INPUT MATERIAL ▸

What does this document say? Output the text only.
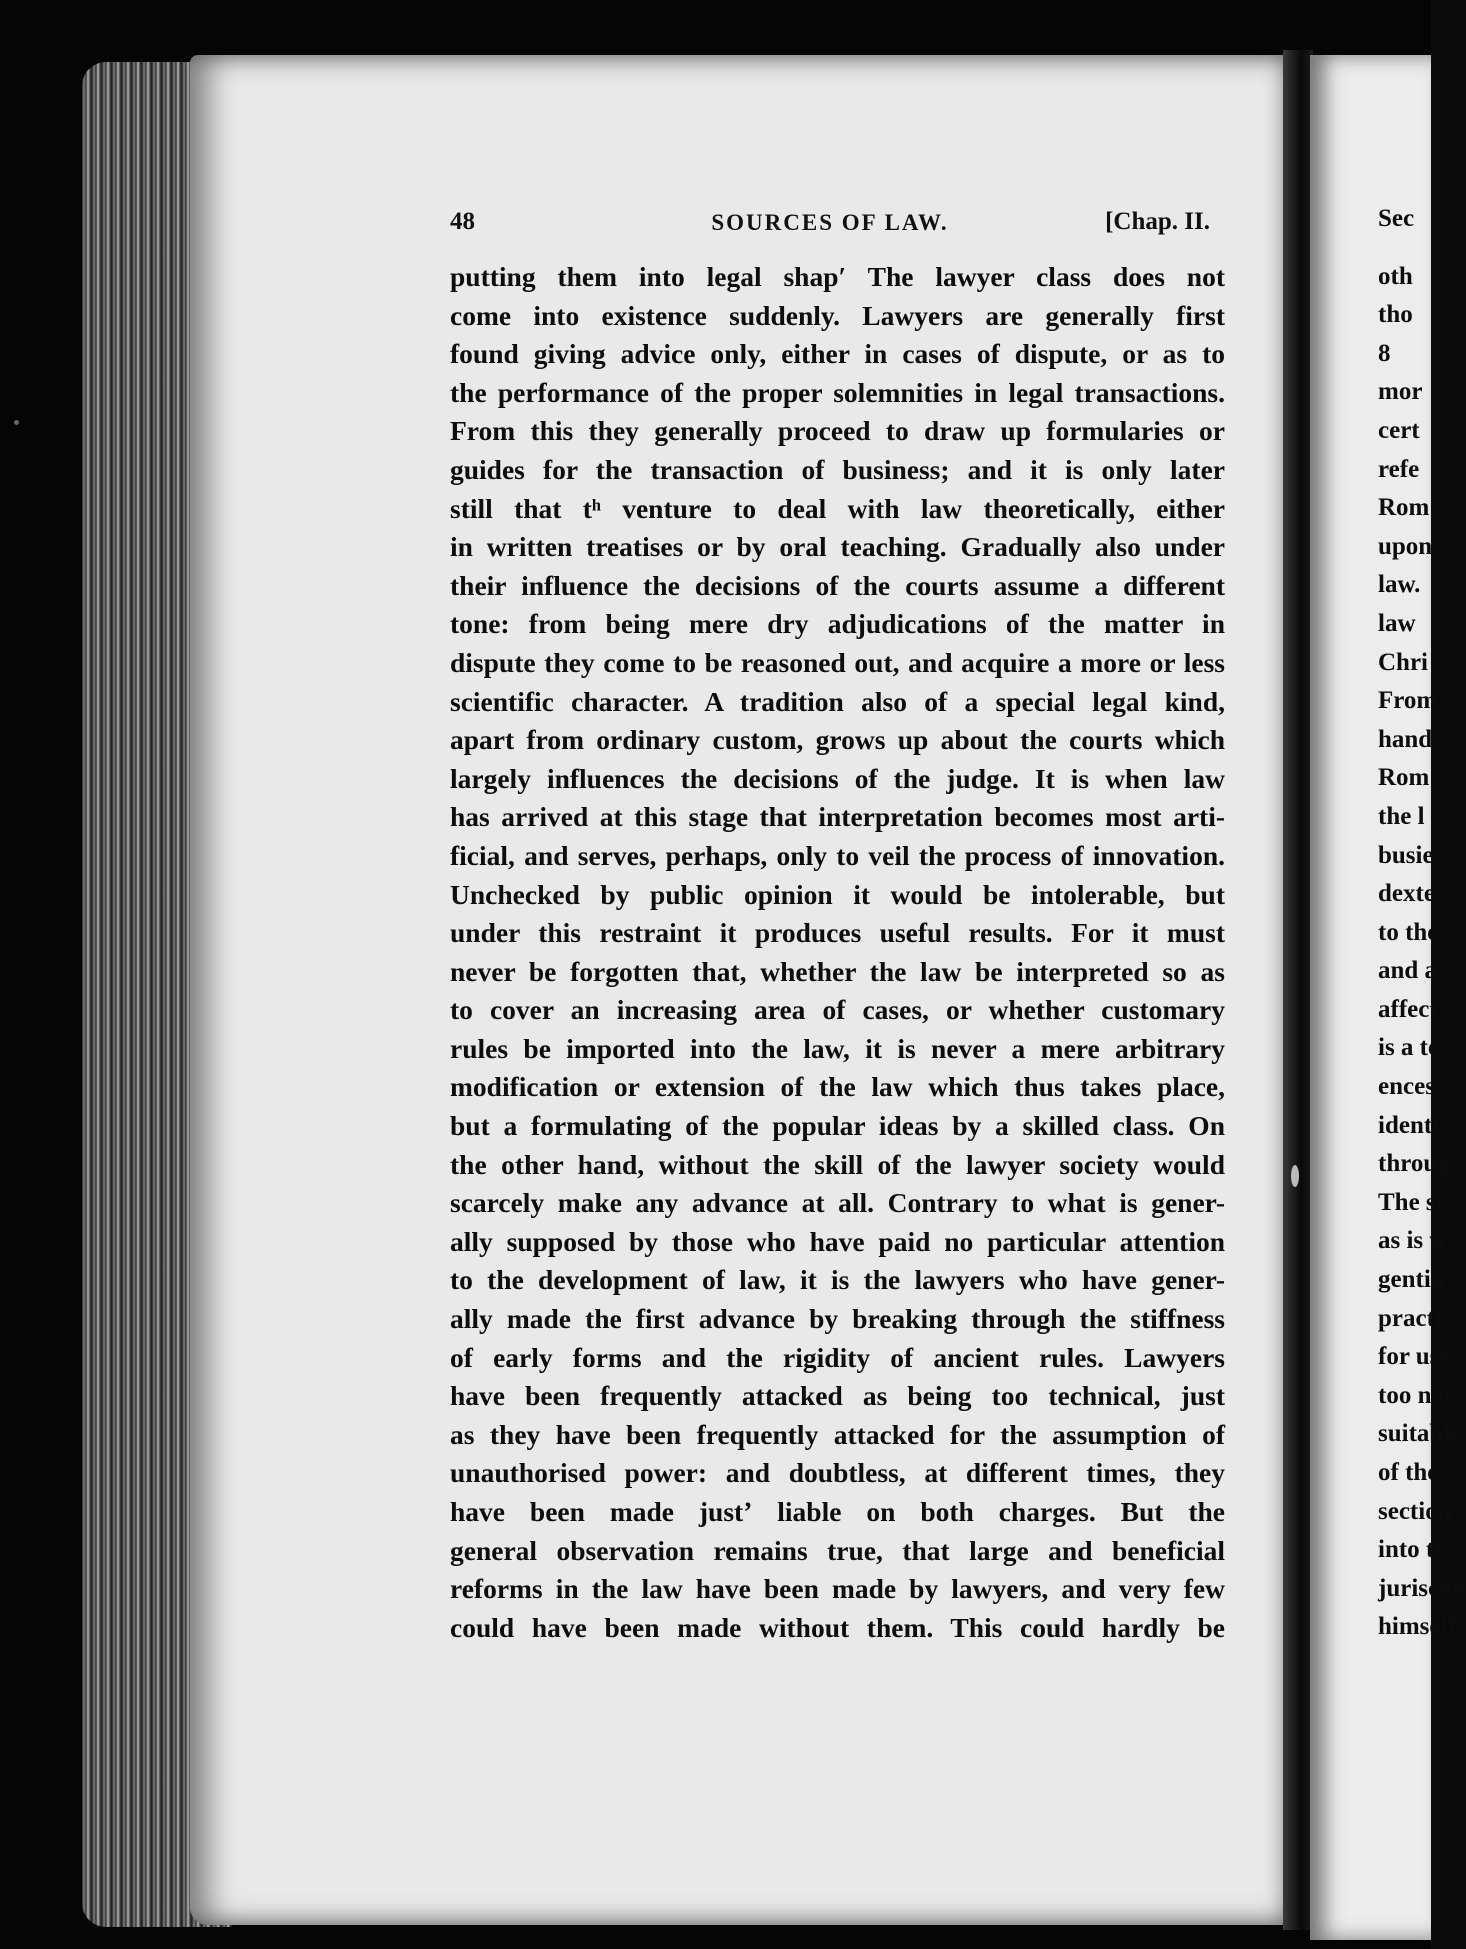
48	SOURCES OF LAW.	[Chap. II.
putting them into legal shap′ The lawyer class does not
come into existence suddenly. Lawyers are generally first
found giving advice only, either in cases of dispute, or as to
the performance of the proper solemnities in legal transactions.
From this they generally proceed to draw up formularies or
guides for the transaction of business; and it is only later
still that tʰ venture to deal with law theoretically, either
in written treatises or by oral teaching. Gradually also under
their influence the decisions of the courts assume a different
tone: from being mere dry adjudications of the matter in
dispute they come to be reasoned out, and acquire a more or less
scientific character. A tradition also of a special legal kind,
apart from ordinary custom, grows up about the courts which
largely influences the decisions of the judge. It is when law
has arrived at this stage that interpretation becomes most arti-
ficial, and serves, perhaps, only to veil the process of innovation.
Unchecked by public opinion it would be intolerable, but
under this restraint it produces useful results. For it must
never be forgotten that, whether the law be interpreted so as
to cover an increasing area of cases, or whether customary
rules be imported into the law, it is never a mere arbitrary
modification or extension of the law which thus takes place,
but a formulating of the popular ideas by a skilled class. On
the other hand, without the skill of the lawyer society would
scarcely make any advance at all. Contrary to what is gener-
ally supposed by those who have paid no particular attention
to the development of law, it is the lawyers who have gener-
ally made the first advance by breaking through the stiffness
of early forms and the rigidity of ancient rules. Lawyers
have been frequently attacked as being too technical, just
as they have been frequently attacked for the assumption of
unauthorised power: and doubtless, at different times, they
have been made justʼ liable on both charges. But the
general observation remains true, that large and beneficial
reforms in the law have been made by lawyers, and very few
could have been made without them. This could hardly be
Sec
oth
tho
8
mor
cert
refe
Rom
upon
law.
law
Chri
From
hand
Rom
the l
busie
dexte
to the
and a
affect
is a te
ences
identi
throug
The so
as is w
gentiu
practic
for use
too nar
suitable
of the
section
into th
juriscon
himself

==

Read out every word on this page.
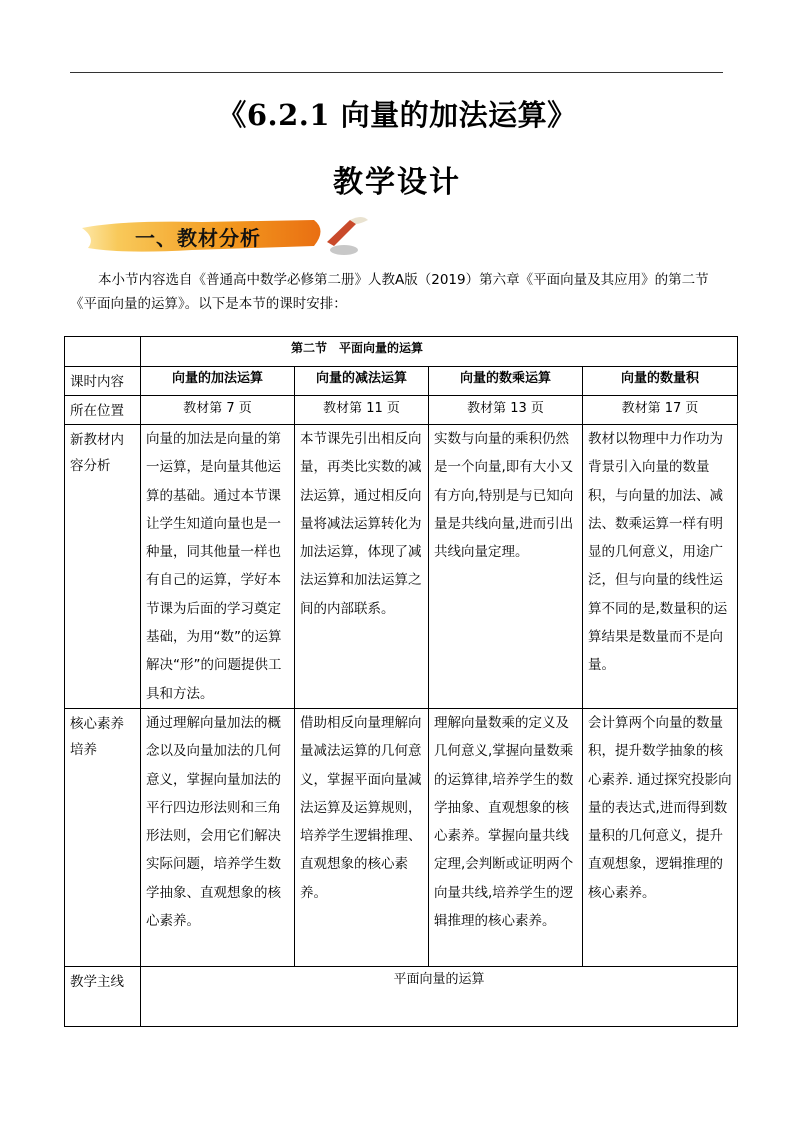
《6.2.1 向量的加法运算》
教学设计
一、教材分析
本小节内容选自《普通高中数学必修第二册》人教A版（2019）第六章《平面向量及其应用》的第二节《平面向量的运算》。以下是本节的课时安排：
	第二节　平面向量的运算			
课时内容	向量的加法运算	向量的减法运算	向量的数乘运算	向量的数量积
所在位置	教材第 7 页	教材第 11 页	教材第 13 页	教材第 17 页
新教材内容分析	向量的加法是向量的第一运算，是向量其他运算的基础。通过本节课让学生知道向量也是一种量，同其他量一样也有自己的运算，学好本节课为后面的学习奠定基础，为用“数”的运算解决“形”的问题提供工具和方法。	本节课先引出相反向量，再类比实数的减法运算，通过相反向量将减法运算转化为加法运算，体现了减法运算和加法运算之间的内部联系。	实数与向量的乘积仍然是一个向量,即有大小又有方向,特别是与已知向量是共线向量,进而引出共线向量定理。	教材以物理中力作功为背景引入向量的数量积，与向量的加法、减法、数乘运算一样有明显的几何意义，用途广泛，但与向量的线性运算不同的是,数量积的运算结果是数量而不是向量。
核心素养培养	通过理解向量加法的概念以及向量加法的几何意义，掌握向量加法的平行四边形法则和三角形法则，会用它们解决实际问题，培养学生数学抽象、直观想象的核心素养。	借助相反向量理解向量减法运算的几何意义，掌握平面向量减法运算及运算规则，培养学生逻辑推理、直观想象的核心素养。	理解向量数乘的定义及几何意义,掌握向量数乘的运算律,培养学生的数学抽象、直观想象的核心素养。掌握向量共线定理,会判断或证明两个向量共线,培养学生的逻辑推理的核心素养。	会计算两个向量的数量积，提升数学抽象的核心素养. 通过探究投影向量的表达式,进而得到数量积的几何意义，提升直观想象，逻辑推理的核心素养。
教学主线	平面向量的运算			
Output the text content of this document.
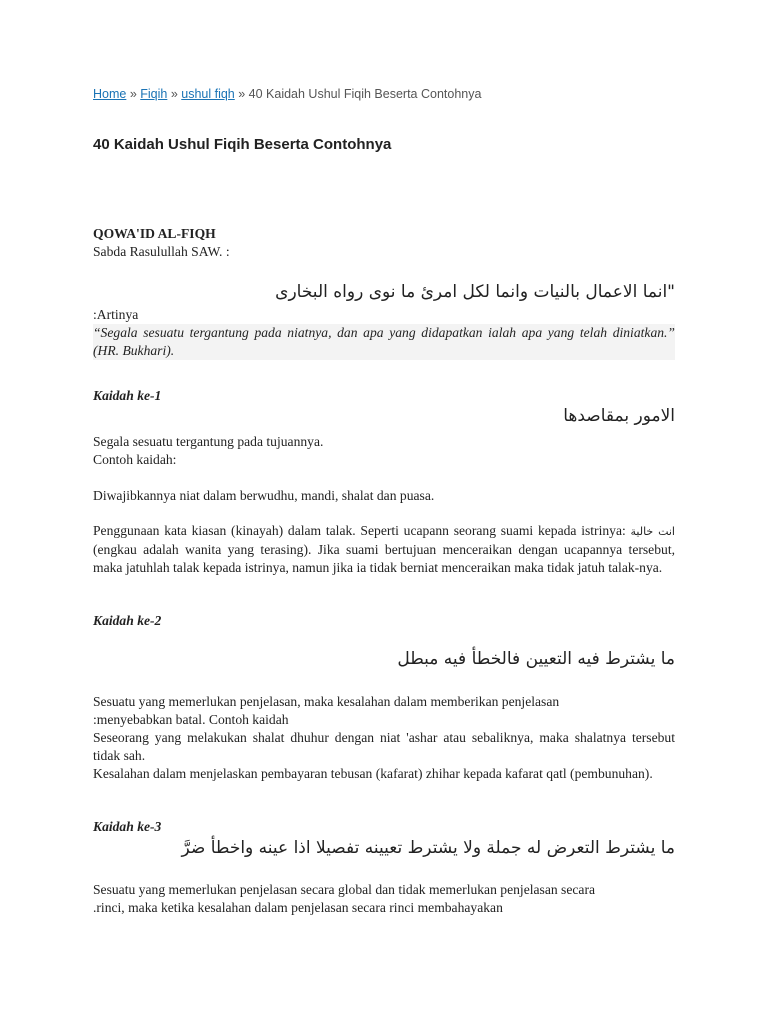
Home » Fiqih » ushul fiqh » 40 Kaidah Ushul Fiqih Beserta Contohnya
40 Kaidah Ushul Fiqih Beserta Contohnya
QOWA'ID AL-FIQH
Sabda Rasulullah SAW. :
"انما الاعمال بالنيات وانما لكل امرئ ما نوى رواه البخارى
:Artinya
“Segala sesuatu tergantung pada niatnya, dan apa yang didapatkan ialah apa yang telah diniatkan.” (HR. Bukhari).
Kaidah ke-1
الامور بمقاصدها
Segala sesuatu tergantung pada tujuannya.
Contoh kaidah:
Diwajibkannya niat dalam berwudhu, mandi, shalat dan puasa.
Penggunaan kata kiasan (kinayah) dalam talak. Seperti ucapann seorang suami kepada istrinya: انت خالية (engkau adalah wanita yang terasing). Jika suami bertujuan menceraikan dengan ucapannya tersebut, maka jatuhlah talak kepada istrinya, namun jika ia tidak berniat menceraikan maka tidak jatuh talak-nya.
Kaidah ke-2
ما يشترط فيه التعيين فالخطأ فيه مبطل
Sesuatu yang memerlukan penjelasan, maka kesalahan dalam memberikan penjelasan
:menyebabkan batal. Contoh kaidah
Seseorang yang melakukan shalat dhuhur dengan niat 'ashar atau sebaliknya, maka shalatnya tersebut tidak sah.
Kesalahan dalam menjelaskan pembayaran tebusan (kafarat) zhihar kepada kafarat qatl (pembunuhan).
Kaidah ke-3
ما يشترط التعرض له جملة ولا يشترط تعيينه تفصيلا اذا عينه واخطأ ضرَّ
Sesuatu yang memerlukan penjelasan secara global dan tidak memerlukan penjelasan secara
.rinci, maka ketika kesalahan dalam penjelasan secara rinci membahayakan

EXERCISE REQUIREMENTS ▸
State how many lines of the records above contain "being", with no words besides the number.

FULL SOLUTION ▸
2